Output every line of the rows below verbatim, without changing anything.

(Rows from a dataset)
**********
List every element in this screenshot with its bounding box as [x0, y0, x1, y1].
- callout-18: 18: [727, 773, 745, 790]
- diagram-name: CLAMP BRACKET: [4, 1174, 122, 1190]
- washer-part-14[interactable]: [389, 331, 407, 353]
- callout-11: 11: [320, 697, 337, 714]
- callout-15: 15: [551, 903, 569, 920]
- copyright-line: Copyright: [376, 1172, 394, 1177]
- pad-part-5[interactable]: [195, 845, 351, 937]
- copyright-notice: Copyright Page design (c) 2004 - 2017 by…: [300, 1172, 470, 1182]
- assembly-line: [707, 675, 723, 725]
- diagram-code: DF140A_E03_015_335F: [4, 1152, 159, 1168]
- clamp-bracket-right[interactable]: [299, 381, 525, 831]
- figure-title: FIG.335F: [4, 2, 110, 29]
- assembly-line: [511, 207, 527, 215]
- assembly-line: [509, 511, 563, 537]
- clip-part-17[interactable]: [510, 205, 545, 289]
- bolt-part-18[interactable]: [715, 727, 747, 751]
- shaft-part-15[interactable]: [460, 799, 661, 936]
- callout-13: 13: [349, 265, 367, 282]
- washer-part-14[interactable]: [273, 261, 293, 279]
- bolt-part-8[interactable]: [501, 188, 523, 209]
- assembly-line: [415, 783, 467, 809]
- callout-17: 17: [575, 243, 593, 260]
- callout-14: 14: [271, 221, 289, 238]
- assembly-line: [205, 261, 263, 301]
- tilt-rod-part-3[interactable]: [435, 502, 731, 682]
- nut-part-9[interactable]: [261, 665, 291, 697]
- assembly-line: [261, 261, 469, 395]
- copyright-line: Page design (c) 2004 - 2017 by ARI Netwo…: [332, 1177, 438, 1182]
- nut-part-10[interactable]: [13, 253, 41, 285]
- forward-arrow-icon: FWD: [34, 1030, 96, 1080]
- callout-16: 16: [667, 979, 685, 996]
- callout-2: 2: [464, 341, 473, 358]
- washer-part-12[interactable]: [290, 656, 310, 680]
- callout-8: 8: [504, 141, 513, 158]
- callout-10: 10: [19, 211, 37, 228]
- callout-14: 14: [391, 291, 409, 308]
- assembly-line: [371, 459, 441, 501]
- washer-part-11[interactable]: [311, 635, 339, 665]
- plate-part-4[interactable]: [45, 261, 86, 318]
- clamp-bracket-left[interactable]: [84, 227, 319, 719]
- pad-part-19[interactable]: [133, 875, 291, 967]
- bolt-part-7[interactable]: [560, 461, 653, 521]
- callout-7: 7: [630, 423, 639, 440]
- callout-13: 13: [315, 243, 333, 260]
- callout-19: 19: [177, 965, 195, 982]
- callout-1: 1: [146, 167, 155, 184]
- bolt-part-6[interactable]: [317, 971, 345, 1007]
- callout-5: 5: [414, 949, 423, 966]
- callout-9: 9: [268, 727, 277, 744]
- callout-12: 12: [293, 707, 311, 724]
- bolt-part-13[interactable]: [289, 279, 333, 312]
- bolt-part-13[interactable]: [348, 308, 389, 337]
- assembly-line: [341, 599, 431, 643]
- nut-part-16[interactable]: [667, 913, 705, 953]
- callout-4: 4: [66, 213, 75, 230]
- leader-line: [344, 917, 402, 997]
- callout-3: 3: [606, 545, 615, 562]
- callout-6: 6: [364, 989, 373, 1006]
**********
§ Task response:
List every element in this screenshot with its bounding box as [x0, y0, x1, y1].
- callout-18: 18: [727, 773, 745, 790]
- diagram-name: CLAMP BRACKET: [4, 1174, 122, 1190]
- washer-part-14[interactable]: [389, 331, 407, 353]
- callout-11: 11: [320, 697, 337, 714]
- callout-15: 15: [551, 903, 569, 920]
- copyright-line: Copyright: [376, 1172, 394, 1177]
- pad-part-5[interactable]: [195, 845, 351, 937]
- copyright-notice: Copyright Page design (c) 2004 - 2017 by…: [300, 1172, 470, 1182]
- assembly-line: [707, 675, 723, 725]
- diagram-code: DF140A_E03_015_335F: [4, 1152, 159, 1168]
- clamp-bracket-right[interactable]: [299, 381, 525, 831]
- figure-title: FIG.335F: [4, 2, 110, 29]
- assembly-line: [511, 207, 527, 215]
- assembly-line: [509, 511, 563, 537]
- clip-part-17[interactable]: [510, 205, 545, 289]
- bolt-part-18[interactable]: [715, 727, 747, 751]
- shaft-part-15[interactable]: [460, 799, 661, 936]
- callout-13: 13: [349, 265, 367, 282]
- washer-part-14[interactable]: [273, 261, 293, 279]
- bolt-part-8[interactable]: [501, 188, 523, 209]
- assembly-line: [415, 783, 467, 809]
- callout-17: 17: [575, 243, 593, 260]
- callout-14: 14: [271, 221, 289, 238]
- assembly-line: [205, 261, 263, 301]
- tilt-rod-part-3[interactable]: [435, 502, 731, 682]
- nut-part-9[interactable]: [261, 665, 291, 697]
- assembly-line: [261, 261, 469, 395]
- copyright-line: Page design (c) 2004 - 2017 by ARI Netwo…: [332, 1177, 438, 1182]
- nut-part-10[interactable]: [13, 253, 41, 285]
- forward-arrow-icon: FWD: [34, 1030, 96, 1080]
- callout-16: 16: [667, 979, 685, 996]
- callout-2: 2: [464, 341, 473, 358]
- washer-part-12[interactable]: [290, 656, 310, 680]
- callout-8: 8: [504, 141, 513, 158]
- callout-10: 10: [19, 211, 37, 228]
- callout-14: 14: [391, 291, 409, 308]
- assembly-line: [371, 459, 441, 501]
- washer-part-11[interactable]: [311, 635, 339, 665]
- plate-part-4[interactable]: [45, 261, 86, 318]
- clamp-bracket-left[interactable]: [84, 227, 319, 719]
- pad-part-19[interactable]: [133, 875, 291, 967]
- bolt-part-7[interactable]: [560, 461, 653, 521]
- callout-7: 7: [630, 423, 639, 440]
- callout-13: 13: [315, 243, 333, 260]
- callout-19: 19: [177, 965, 195, 982]
- callout-1: 1: [146, 167, 155, 184]
- bolt-part-6[interactable]: [317, 971, 345, 1007]
- callout-5: 5: [414, 949, 423, 966]
- callout-9: 9: [268, 727, 277, 744]
- callout-12: 12: [293, 707, 311, 724]
- bolt-part-13[interactable]: [289, 279, 333, 312]
- bolt-part-13[interactable]: [348, 308, 389, 337]
- assembly-line: [341, 599, 431, 643]
- nut-part-16[interactable]: [667, 913, 705, 953]
- callout-4: 4: [66, 213, 75, 230]
- leader-line: [344, 917, 402, 997]
- callout-3: 3: [606, 545, 615, 562]
- callout-6: 6: [364, 989, 373, 1006]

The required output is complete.